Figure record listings
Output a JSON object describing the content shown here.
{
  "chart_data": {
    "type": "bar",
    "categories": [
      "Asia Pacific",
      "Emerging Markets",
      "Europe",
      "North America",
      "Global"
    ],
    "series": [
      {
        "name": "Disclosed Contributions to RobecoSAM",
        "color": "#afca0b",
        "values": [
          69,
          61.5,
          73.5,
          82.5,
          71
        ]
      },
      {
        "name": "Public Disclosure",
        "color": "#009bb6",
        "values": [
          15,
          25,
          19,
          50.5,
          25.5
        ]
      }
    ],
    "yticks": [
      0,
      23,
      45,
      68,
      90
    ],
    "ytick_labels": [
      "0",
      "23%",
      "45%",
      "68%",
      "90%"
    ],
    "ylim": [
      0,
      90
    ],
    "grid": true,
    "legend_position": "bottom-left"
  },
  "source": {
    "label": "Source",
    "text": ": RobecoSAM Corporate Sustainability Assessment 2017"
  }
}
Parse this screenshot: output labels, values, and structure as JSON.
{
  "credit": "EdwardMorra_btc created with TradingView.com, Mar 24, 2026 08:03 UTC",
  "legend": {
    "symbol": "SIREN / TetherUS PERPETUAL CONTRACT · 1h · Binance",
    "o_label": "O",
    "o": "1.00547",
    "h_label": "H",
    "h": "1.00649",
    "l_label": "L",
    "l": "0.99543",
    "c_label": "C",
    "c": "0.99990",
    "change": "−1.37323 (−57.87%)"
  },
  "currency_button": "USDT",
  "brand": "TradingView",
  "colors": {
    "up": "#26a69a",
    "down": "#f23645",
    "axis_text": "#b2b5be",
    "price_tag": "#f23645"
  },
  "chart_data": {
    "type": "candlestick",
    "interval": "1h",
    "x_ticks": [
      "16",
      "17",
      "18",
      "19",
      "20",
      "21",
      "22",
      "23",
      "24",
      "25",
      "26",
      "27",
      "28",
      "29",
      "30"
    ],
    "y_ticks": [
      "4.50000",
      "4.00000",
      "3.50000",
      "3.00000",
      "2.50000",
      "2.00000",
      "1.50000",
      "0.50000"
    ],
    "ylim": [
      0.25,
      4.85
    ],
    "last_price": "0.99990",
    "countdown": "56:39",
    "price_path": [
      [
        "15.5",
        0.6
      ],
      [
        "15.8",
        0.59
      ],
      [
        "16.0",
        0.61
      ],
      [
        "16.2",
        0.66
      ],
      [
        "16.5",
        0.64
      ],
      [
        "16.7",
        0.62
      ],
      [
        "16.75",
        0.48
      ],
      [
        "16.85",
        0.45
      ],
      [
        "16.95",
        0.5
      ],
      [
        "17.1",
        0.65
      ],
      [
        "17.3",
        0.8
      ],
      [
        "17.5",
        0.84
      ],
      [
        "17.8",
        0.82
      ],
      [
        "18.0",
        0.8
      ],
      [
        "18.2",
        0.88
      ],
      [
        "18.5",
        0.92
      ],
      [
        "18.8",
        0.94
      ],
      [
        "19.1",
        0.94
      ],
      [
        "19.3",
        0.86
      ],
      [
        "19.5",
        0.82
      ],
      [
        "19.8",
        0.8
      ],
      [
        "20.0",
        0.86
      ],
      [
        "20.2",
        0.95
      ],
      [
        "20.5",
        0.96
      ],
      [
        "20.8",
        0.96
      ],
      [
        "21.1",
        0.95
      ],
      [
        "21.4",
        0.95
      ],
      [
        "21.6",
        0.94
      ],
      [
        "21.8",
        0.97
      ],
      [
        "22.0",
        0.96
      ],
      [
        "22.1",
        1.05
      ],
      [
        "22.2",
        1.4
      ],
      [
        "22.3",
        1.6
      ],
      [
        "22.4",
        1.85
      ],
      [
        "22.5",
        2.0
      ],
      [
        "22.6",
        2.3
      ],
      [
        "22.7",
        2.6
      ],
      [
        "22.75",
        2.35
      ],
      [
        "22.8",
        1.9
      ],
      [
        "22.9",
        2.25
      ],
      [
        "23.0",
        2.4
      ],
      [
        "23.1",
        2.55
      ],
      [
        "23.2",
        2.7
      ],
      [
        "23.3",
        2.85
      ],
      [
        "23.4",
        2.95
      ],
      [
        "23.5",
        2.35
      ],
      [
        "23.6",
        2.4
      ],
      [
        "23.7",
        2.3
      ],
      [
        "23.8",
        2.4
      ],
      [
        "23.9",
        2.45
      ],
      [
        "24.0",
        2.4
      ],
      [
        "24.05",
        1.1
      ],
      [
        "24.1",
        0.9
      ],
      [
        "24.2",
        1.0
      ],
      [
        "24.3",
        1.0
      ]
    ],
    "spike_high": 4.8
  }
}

# TASK BRIEF
Repeat every entry exactly, please.

# FULL RESPONSE
Output a JSON object describing the content shown here.
{
  "chart_data": {
    "type": "bar",
    "categories": [
      "Asia Pacific",
      "Emerging Markets",
      "Europe",
      "North America",
      "Global"
    ],
    "series": [
      {
        "name": "Disclosed Contributions to RobecoSAM",
        "color": "#afca0b",
        "values": [
          69,
          61.5,
          73.5,
          82.5,
          71
        ]
      },
      {
        "name": "Public Disclosure",
        "color": "#009bb6",
        "values": [
          15,
          25,
          19,
          50.5,
          25.5
        ]
      }
    ],
    "yticks": [
      0,
      23,
      45,
      68,
      90
    ],
    "ytick_labels": [
      "0",
      "23%",
      "45%",
      "68%",
      "90%"
    ],
    "ylim": [
      0,
      90
    ],
    "grid": true,
    "legend_position": "bottom-left"
  },
  "source": {
    "label": "Source",
    "text": ": RobecoSAM Corporate Sustainability Assessment 2017"
  }
}
Parse this screenshot: output labels, values, and structure as JSON.
{
  "credit": "EdwardMorra_btc created with TradingView.com, Mar 24, 2026 08:03 UTC",
  "legend": {
    "symbol": "SIREN / TetherUS PERPETUAL CONTRACT · 1h · Binance",
    "o_label": "O",
    "o": "1.00547",
    "h_label": "H",
    "h": "1.00649",
    "l_label": "L",
    "l": "0.99543",
    "c_label": "C",
    "c": "0.99990",
    "change": "−1.37323 (−57.87%)"
  },
  "currency_button": "USDT",
  "brand": "TradingView",
  "colors": {
    "up": "#26a69a",
    "down": "#f23645",
    "axis_text": "#b2b5be",
    "price_tag": "#f23645"
  },
  "chart_data": {
    "type": "candlestick",
    "interval": "1h",
    "x_ticks": [
      "16",
      "17",
      "18",
      "19",
      "20",
      "21",
      "22",
      "23",
      "24",
      "25",
      "26",
      "27",
      "28",
      "29",
      "30"
    ],
    "y_ticks": [
      "4.50000",
      "4.00000",
      "3.50000",
      "3.00000",
      "2.50000",
      "2.00000",
      "1.50000",
      "0.50000"
    ],
    "ylim": [
      0.25,
      4.85
    ],
    "last_price": "0.99990",
    "countdown": "56:39",
    "price_path": [
      [
        "15.5",
        0.6
      ],
      [
        "15.8",
        0.59
      ],
      [
        "16.0",
        0.61
      ],
      [
        "16.2",
        0.66
      ],
      [
        "16.5",
        0.64
      ],
      [
        "16.7",
        0.62
      ],
      [
        "16.75",
        0.48
      ],
      [
        "16.85",
        0.45
      ],
      [
        "16.95",
        0.5
      ],
      [
        "17.1",
        0.65
      ],
      [
        "17.3",
        0.8
      ],
      [
        "17.5",
        0.84
      ],
      [
        "17.8",
        0.82
      ],
      [
        "18.0",
        0.8
      ],
      [
        "18.2",
        0.88
      ],
      [
        "18.5",
        0.92
      ],
      [
        "18.8",
        0.94
      ],
      [
        "19.1",
        0.94
      ],
      [
        "19.3",
        0.86
      ],
      [
        "19.5",
        0.82
      ],
      [
        "19.8",
        0.8
      ],
      [
        "20.0",
        0.86
      ],
      [
        "20.2",
        0.95
      ],
      [
        "20.5",
        0.96
      ],
      [
        "20.8",
        0.96
      ],
      [
        "21.1",
        0.95
      ],
      [
        "21.4",
        0.95
      ],
      [
        "21.6",
        0.94
      ],
      [
        "21.8",
        0.97
      ],
      [
        "22.0",
        0.96
      ],
      [
        "22.1",
        1.05
      ],
      [
        "22.2",
        1.4
      ],
      [
        "22.3",
        1.6
      ],
      [
        "22.4",
        1.85
      ],
      [
        "22.5",
        2.0
      ],
      [
        "22.6",
        2.3
      ],
      [
        "22.7",
        2.6
      ],
      [
        "22.75",
        2.35
      ],
      [
        "22.8",
        1.9
      ],
      [
        "22.9",
        2.25
      ],
      [
        "23.0",
        2.4
      ],
      [
        "23.1",
        2.55
      ],
      [
        "23.2",
        2.7
      ],
      [
        "23.3",
        2.85
      ],
      [
        "23.4",
        2.95
      ],
      [
        "23.5",
        2.35
      ],
      [
        "23.6",
        2.4
      ],
      [
        "23.7",
        2.3
      ],
      [
        "23.8",
        2.4
      ],
      [
        "23.9",
        2.45
      ],
      [
        "24.0",
        2.4
      ],
      [
        "24.05",
        1.1
      ],
      [
        "24.1",
        0.9
      ],
      [
        "24.2",
        1.0
      ],
      [
        "24.3",
        1.0
      ]
    ],
    "spike_high": 4.8
  }
}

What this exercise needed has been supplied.